--- START LISTED ENTRIES ---

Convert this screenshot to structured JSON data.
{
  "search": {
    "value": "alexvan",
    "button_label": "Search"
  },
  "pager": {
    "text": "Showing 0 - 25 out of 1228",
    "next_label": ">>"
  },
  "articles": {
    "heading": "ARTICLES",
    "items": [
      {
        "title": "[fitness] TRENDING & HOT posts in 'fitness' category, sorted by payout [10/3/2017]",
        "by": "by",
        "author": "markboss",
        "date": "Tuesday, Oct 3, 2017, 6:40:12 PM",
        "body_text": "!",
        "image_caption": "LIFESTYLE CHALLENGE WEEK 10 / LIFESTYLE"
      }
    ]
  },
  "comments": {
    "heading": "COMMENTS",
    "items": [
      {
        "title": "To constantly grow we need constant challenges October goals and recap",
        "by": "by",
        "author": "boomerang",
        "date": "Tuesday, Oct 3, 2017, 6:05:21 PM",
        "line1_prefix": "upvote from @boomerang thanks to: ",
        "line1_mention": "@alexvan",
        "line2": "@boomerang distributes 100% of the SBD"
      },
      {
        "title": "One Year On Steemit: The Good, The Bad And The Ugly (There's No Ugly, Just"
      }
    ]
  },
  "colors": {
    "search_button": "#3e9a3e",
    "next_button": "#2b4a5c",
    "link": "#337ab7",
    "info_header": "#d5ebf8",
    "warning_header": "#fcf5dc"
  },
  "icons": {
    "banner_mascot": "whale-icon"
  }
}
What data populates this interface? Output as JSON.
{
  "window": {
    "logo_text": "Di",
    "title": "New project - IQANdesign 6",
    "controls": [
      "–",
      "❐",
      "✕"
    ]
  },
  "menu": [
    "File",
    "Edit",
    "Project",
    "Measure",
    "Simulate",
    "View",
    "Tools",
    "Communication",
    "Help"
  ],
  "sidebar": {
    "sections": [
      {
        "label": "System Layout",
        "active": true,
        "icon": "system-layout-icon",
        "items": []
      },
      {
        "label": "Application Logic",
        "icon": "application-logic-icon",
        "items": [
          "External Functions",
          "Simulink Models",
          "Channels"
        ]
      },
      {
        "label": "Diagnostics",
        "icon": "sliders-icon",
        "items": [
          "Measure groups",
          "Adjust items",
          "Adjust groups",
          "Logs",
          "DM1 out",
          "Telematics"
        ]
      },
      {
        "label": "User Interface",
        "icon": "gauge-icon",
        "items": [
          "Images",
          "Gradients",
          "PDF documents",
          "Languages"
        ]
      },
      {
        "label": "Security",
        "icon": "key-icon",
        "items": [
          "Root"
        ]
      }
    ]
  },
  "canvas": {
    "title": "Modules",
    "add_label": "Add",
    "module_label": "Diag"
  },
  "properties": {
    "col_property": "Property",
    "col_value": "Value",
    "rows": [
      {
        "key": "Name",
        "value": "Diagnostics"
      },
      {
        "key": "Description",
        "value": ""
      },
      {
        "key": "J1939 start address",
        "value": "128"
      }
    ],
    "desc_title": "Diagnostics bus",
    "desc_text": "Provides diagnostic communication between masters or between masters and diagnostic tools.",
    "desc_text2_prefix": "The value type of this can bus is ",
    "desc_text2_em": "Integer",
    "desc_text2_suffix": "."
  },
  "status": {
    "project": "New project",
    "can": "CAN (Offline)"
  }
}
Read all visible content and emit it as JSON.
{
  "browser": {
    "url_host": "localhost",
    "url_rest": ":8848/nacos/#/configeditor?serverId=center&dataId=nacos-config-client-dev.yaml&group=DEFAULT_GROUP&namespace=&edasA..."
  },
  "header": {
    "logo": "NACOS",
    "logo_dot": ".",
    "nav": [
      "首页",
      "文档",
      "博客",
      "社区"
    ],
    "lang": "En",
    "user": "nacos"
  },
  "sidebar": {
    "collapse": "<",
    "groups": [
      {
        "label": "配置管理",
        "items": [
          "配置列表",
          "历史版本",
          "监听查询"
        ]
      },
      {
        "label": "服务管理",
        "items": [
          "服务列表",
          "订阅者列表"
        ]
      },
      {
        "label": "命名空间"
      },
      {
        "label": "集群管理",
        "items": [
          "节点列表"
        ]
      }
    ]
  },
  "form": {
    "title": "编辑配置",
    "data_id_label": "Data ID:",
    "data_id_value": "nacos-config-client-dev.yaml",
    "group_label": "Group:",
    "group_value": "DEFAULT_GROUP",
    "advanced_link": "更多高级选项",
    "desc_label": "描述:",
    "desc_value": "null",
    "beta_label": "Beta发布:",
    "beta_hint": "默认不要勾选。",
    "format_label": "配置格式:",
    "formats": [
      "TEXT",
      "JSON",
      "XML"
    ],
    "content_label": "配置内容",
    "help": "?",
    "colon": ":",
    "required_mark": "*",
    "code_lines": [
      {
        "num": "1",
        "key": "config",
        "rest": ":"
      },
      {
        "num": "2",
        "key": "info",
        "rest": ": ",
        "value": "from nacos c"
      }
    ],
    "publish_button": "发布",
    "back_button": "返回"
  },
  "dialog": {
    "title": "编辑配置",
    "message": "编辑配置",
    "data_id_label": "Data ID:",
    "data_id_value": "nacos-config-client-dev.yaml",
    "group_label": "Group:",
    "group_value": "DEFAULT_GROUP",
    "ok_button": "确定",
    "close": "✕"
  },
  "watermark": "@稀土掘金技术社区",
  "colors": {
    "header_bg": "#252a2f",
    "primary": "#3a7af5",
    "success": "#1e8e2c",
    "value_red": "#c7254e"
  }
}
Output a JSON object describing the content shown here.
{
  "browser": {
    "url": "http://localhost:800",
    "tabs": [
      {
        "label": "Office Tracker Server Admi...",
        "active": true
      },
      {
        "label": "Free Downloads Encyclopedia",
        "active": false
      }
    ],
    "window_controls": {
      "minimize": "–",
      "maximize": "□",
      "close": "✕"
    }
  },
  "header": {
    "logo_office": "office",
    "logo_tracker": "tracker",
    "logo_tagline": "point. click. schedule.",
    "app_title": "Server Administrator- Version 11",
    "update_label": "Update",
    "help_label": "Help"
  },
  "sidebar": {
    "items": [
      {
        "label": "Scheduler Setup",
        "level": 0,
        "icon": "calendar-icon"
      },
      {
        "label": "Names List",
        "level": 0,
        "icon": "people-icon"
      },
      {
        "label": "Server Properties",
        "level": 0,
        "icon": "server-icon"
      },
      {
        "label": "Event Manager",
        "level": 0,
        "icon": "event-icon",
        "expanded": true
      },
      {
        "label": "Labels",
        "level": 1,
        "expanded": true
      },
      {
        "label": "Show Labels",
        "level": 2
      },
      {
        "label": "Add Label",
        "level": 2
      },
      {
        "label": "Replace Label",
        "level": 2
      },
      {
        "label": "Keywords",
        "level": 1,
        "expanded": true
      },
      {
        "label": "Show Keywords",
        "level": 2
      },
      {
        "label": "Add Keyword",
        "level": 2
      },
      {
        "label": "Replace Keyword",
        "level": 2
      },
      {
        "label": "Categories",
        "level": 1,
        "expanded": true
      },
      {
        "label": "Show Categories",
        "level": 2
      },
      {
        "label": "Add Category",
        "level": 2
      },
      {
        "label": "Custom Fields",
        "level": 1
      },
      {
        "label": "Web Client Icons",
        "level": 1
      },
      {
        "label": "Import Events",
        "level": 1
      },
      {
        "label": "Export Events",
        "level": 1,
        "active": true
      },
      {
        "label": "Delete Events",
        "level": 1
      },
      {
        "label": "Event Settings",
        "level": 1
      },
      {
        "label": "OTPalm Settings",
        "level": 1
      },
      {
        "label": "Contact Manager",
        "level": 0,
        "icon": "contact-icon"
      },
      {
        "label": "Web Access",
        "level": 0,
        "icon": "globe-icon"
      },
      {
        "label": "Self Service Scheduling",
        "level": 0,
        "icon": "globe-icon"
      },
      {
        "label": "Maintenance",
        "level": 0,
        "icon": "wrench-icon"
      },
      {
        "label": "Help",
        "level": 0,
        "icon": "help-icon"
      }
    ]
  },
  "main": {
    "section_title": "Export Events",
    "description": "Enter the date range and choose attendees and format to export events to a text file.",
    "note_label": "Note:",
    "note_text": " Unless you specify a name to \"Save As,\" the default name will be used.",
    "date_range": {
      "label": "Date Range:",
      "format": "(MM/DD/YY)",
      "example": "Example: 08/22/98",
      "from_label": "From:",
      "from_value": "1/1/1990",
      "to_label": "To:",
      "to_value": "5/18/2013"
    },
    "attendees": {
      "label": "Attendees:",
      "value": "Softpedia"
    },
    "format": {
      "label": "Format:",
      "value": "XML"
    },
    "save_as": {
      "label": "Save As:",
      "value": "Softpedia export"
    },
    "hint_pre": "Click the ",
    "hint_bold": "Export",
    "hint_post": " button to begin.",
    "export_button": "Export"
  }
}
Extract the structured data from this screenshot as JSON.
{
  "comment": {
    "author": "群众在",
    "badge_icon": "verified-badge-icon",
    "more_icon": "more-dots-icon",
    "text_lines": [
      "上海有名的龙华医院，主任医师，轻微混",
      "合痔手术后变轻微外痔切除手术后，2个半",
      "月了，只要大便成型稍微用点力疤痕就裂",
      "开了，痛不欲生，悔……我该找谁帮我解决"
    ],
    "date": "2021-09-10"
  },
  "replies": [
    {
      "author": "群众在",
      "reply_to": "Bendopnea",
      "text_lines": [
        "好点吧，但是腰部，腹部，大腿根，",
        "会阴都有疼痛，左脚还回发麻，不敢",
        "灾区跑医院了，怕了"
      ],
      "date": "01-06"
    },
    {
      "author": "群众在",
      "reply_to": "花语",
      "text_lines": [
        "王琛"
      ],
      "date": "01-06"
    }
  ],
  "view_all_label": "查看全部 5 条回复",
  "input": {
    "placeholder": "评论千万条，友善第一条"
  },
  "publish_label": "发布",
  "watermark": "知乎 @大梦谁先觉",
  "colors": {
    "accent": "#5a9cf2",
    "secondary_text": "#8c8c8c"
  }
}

--- END LISTED ENTRIES ---

Find every line in the records above that holds the word "JSON", and copy each one.

**EXERCISE RESPONSE:**
Convert this screenshot to structured JSON data.
What data populates this interface? Output as JSON.
Read all visible content and emit it as JSON.
      "JSON",
Output a JSON object describing the content shown here.
Extract the structured data from this screenshot as JSON.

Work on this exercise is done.